**PROBLEM STATEMENT**
The records that follow must be reproduced in full, exactly as written.

(Raw records)
--

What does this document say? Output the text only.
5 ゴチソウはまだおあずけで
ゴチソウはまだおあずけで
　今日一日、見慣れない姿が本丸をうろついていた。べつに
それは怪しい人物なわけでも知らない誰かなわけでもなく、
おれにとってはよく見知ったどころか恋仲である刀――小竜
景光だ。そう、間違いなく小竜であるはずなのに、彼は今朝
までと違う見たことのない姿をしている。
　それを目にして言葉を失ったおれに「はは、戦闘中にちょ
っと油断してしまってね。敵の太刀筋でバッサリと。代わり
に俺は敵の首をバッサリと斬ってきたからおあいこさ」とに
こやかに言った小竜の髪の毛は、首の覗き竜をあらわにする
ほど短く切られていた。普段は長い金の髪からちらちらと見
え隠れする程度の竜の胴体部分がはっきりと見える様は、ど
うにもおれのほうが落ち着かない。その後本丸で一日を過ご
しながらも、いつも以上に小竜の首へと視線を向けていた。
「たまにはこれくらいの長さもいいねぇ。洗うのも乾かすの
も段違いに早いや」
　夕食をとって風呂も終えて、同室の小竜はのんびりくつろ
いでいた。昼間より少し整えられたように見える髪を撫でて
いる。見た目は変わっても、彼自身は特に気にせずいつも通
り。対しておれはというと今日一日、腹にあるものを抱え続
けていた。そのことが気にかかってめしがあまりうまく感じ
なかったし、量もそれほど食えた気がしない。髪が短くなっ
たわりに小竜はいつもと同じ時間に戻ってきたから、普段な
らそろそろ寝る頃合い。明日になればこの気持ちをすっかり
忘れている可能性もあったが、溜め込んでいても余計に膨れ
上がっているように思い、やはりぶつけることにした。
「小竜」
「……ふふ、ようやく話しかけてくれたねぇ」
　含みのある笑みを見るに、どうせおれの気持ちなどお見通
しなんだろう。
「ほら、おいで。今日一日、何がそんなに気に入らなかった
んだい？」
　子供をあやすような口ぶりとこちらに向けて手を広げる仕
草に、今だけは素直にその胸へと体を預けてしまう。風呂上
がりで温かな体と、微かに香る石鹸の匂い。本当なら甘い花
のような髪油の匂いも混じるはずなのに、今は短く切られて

--

**EXERCISE OUTPUT**
What does this document say? Output the text only.
5 ゴチソウはまだおあずけで
ゴチソウはまだおあずけで
　今日一日、見慣れない姿が本丸をうろついていた。べつに
それは怪しい人物なわけでも知らない誰かなわけでもなく、
おれにとってはよく見知ったどころか恋仲である刀――小竜
景光だ。そう、間違いなく小竜であるはずなのに、彼は今朝
までと違う見たことのない姿をしている。
　それを目にして言葉を失ったおれに「はは、戦闘中にちょ
っと油断してしまってね。敵の太刀筋でバッサリと。代わり
に俺は敵の首をバッサリと斬ってきたからおあいこさ」とに
こやかに言った小竜の髪の毛は、首の覗き竜をあらわにする
ほど短く切られていた。普段は長い金の髪からちらちらと見
え隠れする程度の竜の胴体部分がはっきりと見える様は、ど
うにもおれのほうが落ち着かない。その後本丸で一日を過ご
しながらも、いつも以上に小竜の首へと視線を向けていた。
「たまにはこれくらいの長さもいいねぇ。洗うのも乾かすの
も段違いに早いや」
　夕食をとって風呂も終えて、同室の小竜はのんびりくつろ
いでいた。昼間より少し整えられたように見える髪を撫でて
いる。見た目は変わっても、彼自身は特に気にせずいつも通
り。対しておれはというと今日一日、腹にあるものを抱え続
けていた。そのことが気にかかってめしがあまりうまく感じ
なかったし、量もそれほど食えた気がしない。髪が短くなっ
たわりに小竜はいつもと同じ時間に戻ってきたから、普段な
らそろそろ寝る頃合い。明日になればこの気持ちをすっかり
忘れている可能性もあったが、溜め込んでいても余計に膨れ
上がっているように思い、やはりぶつけることにした。
「小竜」
「……ふふ、ようやく話しかけてくれたねぇ」
　含みのある笑みを見るに、どうせおれの気持ちなどお見通
しなんだろう。
「ほら、おいで。今日一日、何がそんなに気に入らなかった
んだい？」
　子供をあやすような口ぶりとこちらに向けて手を広げる仕
草に、今だけは素直にその胸へと体を預けてしまう。風呂上
がりで温かな体と、微かに香る石鹸の匂い。本当なら甘い花
のような髪油の匂いも混じるはずなのに、今は短く切られて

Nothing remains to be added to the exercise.